* DIRECTION
Pull every line containing "author" out of the material below.

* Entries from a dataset

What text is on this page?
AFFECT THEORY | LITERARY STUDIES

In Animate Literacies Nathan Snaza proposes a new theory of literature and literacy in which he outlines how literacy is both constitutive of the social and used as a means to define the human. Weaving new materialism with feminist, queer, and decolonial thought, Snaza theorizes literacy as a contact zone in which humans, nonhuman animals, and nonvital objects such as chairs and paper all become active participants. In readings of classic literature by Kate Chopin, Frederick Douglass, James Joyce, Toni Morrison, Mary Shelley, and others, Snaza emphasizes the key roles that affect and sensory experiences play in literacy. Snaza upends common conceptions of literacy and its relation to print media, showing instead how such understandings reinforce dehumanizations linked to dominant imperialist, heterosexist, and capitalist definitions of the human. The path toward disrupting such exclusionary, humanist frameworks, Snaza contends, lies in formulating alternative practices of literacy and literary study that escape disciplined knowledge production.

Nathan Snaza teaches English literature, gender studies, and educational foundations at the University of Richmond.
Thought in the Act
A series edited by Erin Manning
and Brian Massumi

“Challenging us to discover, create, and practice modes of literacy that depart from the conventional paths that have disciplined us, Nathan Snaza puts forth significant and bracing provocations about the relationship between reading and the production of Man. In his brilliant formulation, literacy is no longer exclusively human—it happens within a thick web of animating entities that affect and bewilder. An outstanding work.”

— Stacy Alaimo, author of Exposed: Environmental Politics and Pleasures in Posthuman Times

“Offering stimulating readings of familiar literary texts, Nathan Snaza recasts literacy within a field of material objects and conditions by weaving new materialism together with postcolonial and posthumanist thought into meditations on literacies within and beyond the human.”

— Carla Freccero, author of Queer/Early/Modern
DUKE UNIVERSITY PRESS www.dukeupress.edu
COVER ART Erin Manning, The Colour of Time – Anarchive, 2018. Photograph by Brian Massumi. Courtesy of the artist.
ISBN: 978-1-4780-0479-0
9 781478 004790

* * *

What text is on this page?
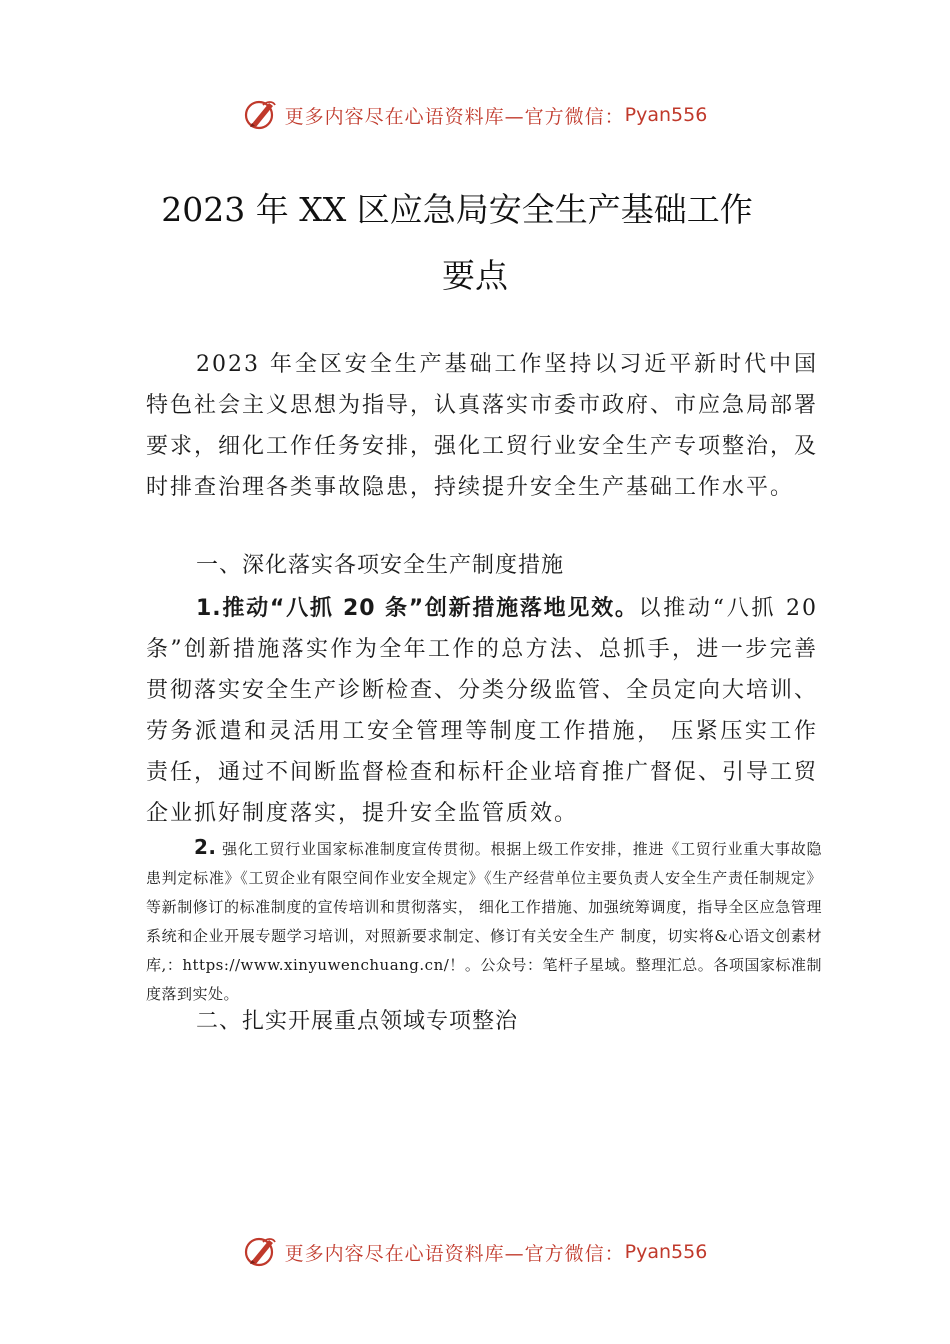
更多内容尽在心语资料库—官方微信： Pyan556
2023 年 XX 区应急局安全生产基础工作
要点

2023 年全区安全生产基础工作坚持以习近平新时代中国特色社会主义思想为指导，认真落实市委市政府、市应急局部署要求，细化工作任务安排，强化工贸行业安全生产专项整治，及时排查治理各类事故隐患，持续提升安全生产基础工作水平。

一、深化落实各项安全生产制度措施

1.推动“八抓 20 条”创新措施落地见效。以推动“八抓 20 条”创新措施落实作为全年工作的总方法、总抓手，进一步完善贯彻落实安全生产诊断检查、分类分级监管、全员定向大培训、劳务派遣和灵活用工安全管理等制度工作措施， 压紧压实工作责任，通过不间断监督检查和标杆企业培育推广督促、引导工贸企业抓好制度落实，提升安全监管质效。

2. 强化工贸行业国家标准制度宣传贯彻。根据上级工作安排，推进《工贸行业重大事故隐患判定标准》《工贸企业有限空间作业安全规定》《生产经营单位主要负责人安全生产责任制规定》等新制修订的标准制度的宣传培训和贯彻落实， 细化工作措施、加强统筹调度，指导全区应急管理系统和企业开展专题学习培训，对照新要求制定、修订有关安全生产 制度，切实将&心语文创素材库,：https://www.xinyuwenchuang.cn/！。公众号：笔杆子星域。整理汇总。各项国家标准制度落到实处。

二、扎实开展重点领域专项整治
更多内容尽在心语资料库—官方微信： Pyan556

* REPLY TO THE TASK
— Stacy Alaimo, author of Exposed: Environmental Politics and Pleasures in Posthuman Times
— Carla Freccero, author of Queer/Early/Modern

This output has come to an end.